**EXERCISE PROMPT:**
From the listing below, pull out the lines that hold "this".

**DATA LINES:**
----

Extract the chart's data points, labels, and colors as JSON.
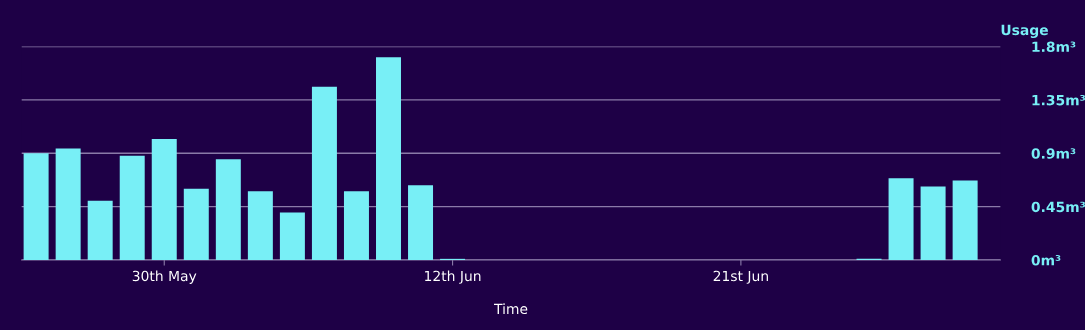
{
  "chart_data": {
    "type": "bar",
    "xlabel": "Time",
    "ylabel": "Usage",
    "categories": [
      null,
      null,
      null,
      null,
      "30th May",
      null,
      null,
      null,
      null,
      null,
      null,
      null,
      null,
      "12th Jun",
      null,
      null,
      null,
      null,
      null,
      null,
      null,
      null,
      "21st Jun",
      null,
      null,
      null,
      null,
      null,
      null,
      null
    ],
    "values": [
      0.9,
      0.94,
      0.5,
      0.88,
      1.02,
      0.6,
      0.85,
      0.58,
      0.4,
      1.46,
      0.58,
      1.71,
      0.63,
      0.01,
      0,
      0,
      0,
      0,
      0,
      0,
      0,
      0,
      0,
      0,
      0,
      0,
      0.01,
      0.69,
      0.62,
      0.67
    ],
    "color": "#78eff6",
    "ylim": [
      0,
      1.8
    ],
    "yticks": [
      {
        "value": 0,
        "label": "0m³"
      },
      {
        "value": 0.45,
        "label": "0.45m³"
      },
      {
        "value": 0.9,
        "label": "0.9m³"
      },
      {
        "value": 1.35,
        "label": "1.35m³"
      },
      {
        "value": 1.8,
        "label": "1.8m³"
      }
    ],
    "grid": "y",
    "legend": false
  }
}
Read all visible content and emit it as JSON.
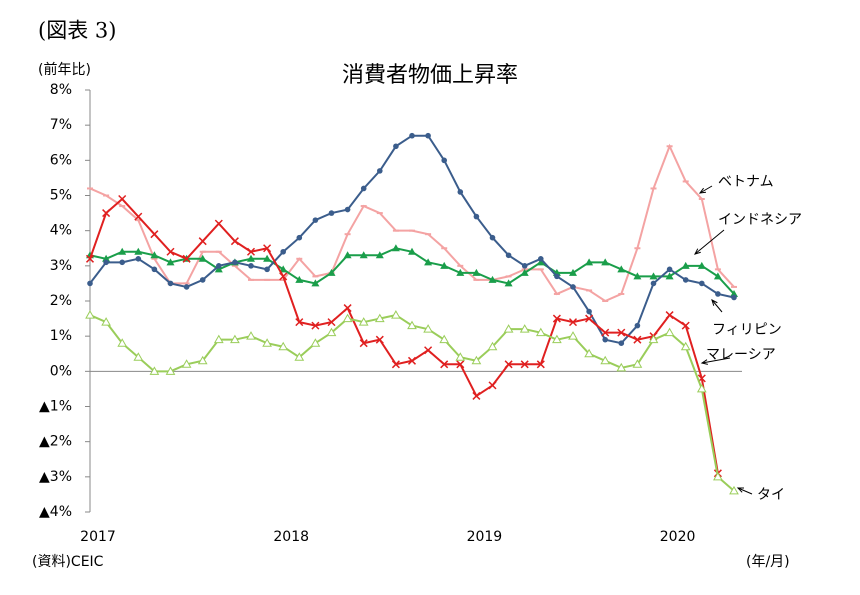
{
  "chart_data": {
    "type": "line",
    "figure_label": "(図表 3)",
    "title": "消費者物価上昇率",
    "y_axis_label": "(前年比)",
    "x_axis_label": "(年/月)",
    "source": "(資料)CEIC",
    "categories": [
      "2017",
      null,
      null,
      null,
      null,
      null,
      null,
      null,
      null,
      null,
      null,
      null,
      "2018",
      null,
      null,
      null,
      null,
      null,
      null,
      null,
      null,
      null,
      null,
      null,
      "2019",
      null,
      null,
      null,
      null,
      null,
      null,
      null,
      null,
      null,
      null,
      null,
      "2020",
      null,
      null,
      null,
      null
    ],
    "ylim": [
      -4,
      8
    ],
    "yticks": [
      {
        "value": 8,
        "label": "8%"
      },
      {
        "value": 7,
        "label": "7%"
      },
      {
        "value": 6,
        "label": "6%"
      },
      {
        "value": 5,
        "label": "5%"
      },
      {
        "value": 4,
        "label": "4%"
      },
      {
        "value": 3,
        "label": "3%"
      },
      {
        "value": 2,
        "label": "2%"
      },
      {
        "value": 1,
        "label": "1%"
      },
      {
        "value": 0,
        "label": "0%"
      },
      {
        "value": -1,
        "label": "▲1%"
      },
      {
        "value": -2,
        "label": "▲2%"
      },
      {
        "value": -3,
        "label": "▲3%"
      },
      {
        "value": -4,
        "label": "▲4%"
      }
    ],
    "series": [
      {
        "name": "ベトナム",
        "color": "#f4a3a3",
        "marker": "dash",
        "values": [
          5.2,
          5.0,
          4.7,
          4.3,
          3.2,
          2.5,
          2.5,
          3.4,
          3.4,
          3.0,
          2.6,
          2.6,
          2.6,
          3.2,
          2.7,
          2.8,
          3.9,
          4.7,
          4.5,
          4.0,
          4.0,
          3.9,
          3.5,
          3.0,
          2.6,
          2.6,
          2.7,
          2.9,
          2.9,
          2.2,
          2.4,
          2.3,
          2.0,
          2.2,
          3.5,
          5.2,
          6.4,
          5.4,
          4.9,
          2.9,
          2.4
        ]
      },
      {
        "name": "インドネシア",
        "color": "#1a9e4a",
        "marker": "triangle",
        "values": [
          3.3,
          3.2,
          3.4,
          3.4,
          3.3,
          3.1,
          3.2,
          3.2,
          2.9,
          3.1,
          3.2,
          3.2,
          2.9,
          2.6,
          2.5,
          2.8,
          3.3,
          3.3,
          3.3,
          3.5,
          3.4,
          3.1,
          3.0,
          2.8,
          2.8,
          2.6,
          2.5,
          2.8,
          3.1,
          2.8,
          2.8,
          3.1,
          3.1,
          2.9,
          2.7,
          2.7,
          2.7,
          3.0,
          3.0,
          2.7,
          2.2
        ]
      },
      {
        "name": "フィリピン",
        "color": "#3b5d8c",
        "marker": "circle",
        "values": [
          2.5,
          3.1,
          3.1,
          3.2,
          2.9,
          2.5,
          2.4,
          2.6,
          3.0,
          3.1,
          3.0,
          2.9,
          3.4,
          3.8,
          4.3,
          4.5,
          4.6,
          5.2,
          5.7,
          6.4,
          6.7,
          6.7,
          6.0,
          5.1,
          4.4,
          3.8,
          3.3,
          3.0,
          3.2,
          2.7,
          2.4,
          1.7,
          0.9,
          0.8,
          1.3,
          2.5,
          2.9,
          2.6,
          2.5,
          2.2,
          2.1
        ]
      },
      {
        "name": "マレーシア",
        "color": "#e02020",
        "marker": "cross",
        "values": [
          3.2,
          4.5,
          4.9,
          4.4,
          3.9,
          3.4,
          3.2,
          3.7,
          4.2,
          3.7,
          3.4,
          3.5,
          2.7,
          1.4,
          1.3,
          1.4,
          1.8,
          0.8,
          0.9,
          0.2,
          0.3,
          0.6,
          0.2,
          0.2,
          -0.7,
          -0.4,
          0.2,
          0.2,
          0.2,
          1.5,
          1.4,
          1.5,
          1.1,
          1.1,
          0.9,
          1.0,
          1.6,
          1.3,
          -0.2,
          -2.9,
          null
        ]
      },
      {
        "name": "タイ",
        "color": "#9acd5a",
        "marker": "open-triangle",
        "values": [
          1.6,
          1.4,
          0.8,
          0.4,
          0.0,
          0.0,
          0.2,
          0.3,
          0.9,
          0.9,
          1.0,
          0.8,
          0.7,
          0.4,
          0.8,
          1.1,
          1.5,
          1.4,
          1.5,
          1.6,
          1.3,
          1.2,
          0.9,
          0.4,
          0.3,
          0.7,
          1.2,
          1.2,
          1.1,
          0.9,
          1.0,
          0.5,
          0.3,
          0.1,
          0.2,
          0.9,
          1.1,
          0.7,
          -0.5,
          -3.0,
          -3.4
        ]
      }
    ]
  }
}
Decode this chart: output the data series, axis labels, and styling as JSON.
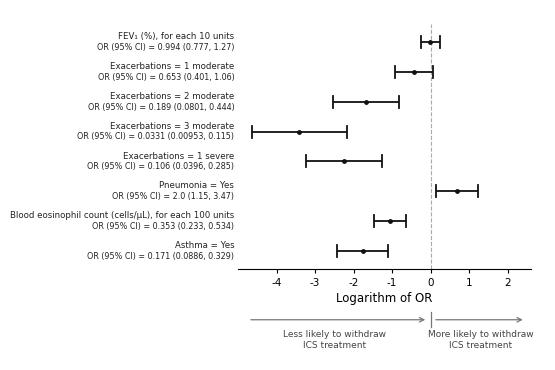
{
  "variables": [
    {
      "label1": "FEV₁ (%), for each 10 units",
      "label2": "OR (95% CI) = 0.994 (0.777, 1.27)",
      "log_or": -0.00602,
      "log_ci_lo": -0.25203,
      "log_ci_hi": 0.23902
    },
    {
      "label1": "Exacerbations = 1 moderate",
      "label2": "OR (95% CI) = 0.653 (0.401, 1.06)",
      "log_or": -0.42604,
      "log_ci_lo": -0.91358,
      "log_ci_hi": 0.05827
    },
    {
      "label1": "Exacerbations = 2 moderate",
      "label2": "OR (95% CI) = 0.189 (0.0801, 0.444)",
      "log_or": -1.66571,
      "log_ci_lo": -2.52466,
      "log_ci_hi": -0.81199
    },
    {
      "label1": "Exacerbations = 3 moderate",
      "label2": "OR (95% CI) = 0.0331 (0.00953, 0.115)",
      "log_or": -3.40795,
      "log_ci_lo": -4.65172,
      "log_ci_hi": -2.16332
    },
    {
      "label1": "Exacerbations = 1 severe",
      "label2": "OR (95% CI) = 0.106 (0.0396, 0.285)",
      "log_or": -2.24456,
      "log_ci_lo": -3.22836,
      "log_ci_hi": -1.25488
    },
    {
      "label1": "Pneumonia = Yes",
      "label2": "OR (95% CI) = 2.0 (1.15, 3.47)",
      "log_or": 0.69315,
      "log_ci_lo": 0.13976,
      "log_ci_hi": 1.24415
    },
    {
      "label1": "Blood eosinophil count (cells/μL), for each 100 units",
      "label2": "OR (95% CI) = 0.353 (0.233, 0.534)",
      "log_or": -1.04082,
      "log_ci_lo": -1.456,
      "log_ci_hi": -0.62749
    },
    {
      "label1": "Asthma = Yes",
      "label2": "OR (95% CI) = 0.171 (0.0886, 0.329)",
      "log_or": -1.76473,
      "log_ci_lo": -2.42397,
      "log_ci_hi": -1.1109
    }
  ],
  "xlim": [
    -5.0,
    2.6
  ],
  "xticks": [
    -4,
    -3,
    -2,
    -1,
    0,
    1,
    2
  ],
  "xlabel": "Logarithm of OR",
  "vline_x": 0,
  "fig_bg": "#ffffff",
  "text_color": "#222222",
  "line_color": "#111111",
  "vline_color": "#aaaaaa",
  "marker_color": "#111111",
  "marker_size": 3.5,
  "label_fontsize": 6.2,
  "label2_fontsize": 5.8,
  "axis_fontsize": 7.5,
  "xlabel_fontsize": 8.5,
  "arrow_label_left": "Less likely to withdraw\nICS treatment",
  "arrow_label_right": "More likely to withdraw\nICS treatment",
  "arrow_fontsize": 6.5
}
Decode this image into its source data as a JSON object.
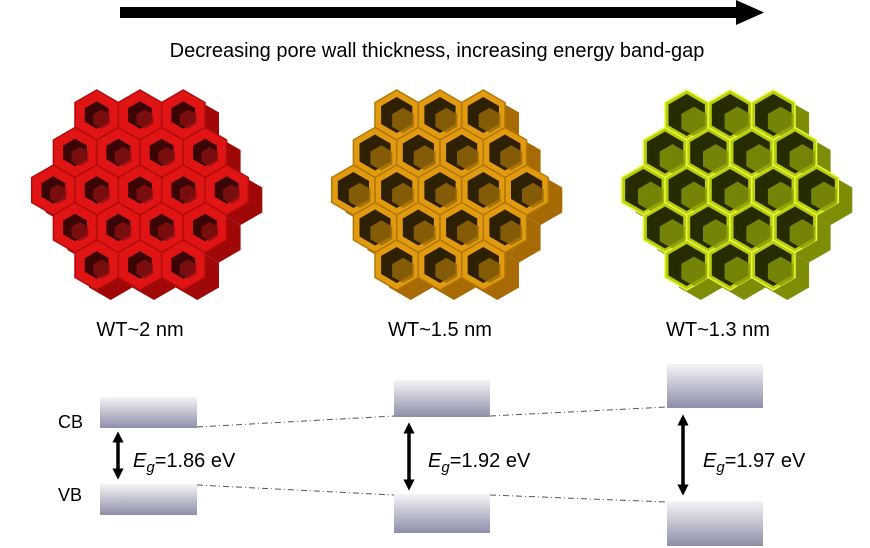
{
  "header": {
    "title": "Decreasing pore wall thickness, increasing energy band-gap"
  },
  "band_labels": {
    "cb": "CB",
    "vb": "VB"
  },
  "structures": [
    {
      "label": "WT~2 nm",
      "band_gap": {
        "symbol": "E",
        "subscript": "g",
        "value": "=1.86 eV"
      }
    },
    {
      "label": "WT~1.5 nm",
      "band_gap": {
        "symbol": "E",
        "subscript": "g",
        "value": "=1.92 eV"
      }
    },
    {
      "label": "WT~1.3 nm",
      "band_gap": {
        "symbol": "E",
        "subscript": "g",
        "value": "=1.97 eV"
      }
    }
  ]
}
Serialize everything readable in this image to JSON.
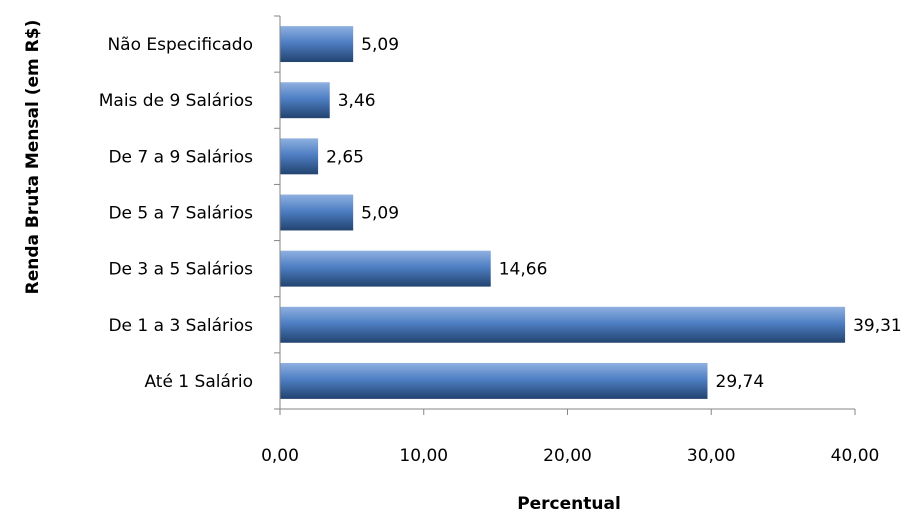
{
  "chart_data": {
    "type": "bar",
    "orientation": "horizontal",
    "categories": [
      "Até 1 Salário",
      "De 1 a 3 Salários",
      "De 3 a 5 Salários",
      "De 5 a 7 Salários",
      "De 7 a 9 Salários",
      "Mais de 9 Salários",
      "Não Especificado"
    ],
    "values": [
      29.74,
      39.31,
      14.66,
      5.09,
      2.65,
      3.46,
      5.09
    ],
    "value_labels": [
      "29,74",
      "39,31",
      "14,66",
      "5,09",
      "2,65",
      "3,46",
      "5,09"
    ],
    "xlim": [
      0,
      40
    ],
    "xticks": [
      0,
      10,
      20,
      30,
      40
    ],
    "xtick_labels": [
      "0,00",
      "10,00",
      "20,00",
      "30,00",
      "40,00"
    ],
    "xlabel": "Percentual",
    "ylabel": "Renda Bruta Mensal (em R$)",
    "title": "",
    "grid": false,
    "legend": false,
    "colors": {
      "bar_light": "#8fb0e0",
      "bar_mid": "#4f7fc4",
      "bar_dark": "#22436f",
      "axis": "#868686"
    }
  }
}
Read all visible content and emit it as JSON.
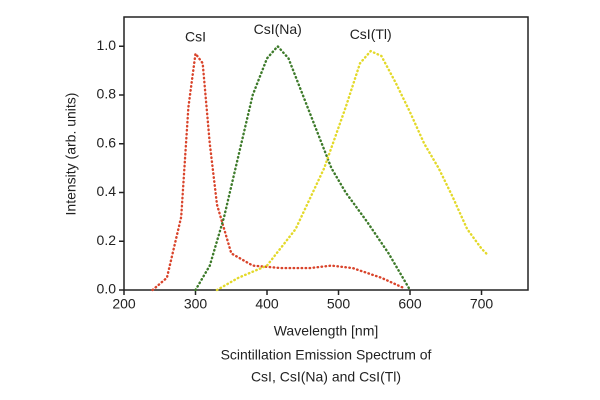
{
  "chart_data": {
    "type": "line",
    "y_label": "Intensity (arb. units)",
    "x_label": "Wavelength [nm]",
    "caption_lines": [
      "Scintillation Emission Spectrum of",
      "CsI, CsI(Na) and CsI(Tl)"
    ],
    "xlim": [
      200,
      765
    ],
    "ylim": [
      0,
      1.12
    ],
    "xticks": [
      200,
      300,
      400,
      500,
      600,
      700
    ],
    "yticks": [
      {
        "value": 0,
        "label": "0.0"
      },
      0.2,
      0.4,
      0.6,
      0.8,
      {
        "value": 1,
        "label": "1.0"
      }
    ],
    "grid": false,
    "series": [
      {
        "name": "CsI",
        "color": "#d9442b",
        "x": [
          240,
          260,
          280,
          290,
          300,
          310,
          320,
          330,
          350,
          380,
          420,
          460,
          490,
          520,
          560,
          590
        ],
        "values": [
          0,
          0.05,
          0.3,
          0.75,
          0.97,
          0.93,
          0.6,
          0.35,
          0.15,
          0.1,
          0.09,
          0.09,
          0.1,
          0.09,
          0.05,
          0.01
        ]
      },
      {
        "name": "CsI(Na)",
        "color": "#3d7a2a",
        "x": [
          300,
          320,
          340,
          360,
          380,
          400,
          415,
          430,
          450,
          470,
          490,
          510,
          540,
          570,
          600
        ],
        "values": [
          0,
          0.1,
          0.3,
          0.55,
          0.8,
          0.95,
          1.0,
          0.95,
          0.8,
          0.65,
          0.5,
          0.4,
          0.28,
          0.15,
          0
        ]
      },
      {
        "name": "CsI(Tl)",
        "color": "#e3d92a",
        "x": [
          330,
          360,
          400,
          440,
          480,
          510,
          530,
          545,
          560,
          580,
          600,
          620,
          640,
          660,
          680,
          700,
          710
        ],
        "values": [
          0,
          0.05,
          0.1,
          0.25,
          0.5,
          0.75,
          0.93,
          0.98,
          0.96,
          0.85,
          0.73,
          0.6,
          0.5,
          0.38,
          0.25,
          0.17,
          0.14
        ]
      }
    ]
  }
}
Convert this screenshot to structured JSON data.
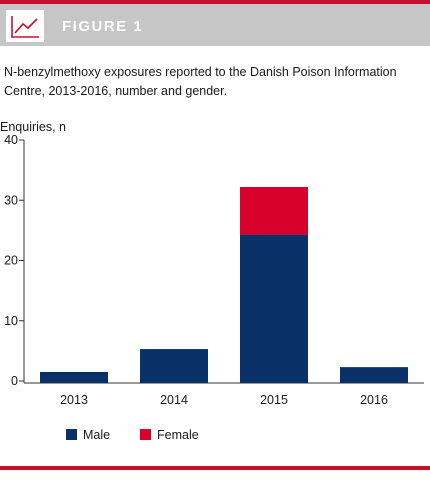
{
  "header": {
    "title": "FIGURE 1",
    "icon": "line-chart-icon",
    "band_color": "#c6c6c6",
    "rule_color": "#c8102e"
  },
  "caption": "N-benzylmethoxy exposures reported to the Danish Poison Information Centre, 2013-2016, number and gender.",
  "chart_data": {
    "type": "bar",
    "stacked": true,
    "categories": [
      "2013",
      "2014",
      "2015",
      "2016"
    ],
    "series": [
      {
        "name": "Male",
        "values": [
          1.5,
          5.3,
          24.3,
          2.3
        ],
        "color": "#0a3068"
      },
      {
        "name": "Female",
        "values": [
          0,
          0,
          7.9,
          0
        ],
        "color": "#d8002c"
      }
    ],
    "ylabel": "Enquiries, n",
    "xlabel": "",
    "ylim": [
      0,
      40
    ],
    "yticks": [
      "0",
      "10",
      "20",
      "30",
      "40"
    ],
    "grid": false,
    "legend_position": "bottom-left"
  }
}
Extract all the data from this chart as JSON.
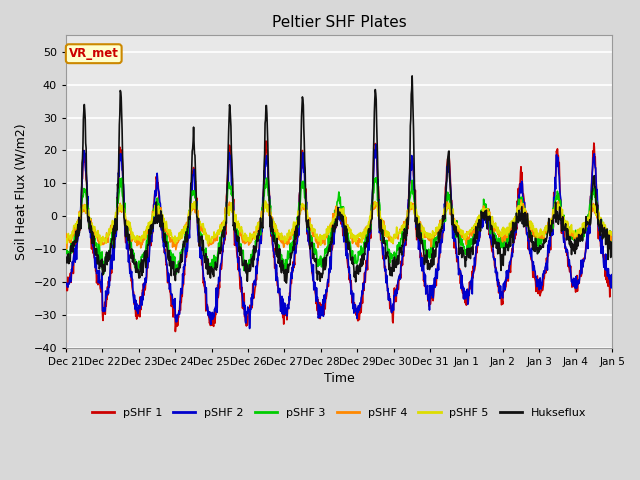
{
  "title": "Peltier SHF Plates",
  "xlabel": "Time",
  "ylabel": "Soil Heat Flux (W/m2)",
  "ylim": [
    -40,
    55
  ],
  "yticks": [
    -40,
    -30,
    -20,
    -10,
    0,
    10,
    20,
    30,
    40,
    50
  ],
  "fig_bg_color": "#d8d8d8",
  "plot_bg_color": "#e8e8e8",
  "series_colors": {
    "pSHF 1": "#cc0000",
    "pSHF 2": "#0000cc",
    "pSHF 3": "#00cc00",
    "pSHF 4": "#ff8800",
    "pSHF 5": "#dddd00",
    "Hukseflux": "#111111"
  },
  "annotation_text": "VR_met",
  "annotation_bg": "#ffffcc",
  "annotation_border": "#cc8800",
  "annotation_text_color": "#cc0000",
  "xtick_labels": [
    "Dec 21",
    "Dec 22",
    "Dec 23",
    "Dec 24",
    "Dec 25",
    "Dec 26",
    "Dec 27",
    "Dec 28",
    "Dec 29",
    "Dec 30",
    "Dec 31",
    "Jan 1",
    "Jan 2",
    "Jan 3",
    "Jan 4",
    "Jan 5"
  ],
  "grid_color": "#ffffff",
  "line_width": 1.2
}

----

**FINISHED TASK:**
Decode this chart: output the data series, axis labels, and styling as JSON.
Decode this image into its source data as a JSON object.
Serialize everything readable in this image to JSON.
Convert this screenshot to structured JSON data.
Extract all the data from this chart as JSON.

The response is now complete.